Search the records for "Kuiper". Copy every line where it appears.

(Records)

— begin —

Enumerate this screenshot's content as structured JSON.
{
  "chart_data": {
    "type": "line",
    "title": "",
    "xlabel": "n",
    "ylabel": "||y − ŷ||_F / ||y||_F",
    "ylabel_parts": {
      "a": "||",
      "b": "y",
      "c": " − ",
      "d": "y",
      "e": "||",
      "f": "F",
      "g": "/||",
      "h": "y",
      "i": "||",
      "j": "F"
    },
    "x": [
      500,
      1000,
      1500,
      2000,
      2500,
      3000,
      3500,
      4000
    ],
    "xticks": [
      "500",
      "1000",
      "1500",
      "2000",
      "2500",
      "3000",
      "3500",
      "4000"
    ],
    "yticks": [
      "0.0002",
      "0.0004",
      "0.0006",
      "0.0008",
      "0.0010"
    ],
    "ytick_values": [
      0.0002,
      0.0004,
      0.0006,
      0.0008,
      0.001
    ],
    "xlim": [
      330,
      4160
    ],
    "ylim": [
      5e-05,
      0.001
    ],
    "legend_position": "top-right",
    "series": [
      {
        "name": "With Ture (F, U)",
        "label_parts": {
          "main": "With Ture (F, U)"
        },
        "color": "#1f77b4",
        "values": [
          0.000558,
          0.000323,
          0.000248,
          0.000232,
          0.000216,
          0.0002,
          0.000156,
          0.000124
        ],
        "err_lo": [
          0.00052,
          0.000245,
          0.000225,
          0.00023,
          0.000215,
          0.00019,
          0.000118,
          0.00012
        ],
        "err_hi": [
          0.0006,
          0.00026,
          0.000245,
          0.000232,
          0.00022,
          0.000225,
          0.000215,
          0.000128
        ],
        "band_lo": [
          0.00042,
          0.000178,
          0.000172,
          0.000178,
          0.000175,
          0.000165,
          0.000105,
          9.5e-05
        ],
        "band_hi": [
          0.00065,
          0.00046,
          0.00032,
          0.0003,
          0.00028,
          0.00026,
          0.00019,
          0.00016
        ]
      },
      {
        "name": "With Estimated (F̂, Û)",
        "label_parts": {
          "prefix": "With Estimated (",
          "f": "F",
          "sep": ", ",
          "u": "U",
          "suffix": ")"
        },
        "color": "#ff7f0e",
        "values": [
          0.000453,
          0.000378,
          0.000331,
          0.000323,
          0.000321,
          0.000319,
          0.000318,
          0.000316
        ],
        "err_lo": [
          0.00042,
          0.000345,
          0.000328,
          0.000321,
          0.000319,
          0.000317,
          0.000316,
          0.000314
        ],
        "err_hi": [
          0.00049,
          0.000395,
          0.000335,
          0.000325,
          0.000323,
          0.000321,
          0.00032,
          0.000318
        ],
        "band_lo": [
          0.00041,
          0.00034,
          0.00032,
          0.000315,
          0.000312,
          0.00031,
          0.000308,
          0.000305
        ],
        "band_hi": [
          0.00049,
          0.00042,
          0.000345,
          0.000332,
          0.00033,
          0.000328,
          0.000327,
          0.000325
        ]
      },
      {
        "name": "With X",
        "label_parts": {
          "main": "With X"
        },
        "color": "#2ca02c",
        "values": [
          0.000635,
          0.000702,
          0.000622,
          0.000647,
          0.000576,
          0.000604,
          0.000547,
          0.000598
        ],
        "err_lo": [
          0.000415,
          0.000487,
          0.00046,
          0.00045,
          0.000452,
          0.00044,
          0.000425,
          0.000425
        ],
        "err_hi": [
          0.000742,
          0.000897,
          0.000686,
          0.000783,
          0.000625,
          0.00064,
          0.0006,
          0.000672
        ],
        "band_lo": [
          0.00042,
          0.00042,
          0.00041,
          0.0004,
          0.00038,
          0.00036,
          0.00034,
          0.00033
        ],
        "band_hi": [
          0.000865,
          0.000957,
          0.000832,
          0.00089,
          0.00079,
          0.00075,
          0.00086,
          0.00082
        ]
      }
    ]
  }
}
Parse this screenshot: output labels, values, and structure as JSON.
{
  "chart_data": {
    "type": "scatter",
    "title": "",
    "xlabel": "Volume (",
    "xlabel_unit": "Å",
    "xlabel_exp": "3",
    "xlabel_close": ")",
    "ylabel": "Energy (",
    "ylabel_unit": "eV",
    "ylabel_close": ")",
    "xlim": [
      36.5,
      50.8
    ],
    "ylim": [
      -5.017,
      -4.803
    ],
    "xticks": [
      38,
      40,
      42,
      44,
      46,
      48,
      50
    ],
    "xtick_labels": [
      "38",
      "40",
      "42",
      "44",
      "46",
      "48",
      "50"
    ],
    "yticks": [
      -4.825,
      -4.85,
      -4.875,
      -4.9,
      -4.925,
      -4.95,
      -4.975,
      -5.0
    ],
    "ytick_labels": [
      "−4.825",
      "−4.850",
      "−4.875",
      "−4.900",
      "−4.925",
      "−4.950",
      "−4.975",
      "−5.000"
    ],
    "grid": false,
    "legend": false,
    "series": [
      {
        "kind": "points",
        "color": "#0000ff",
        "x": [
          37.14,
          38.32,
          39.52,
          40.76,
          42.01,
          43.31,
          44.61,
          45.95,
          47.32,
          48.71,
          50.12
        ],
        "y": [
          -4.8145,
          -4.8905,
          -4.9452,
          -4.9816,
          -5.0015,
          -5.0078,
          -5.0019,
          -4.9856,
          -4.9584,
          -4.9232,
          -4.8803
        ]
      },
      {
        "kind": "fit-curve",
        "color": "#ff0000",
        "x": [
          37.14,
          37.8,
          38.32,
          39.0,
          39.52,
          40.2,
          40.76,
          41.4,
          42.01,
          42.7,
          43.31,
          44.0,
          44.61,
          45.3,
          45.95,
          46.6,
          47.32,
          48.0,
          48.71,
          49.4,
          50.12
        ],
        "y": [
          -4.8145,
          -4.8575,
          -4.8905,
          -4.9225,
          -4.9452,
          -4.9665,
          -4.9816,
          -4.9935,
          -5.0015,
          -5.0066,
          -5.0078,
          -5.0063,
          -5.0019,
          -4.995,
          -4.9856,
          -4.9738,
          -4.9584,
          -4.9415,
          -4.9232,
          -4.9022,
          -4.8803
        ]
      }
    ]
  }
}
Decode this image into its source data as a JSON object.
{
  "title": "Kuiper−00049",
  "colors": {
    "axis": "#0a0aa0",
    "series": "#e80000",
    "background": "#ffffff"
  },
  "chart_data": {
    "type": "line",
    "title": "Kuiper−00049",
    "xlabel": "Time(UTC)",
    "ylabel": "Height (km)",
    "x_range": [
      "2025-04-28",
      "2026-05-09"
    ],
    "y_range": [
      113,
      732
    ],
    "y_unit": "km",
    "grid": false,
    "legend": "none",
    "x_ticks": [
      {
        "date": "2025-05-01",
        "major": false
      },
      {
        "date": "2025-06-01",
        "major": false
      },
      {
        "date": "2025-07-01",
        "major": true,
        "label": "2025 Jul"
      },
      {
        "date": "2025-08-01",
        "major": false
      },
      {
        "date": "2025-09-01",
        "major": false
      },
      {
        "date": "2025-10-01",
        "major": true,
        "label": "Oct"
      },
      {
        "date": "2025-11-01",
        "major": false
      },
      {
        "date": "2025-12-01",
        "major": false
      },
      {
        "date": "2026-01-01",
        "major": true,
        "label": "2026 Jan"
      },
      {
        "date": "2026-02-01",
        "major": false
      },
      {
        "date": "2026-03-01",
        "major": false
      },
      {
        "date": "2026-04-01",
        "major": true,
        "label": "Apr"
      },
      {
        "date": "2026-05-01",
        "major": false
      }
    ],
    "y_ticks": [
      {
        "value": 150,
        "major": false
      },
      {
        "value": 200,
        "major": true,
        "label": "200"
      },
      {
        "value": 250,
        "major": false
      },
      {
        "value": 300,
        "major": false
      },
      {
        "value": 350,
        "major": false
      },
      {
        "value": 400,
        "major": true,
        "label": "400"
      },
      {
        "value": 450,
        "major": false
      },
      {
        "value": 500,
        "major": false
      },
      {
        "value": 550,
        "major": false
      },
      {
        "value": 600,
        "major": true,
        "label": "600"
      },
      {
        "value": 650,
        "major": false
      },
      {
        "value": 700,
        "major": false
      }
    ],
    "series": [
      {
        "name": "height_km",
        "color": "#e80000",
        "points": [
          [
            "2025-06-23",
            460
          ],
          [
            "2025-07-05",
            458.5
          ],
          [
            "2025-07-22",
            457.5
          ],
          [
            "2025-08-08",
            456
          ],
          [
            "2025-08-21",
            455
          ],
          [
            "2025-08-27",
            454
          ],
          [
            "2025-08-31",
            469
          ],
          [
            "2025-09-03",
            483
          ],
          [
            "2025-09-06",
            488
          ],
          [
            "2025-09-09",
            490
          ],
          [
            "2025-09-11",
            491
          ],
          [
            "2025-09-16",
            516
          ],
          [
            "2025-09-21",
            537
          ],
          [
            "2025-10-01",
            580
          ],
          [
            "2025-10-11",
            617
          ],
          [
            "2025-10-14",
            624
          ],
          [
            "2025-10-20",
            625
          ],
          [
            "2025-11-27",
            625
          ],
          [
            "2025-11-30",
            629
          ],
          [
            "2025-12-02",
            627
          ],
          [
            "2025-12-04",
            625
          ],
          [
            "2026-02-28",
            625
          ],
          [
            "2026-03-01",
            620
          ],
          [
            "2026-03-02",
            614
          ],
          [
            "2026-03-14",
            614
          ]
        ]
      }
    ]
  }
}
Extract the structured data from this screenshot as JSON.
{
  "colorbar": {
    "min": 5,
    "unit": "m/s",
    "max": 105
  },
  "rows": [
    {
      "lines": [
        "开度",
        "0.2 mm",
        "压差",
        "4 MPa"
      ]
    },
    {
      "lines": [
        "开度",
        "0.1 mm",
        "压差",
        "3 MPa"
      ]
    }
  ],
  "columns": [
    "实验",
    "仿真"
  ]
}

— end —

● WRITTEN RESPONSE
  "title": "Kuiper−00049",
    "title": "Kuiper−00049",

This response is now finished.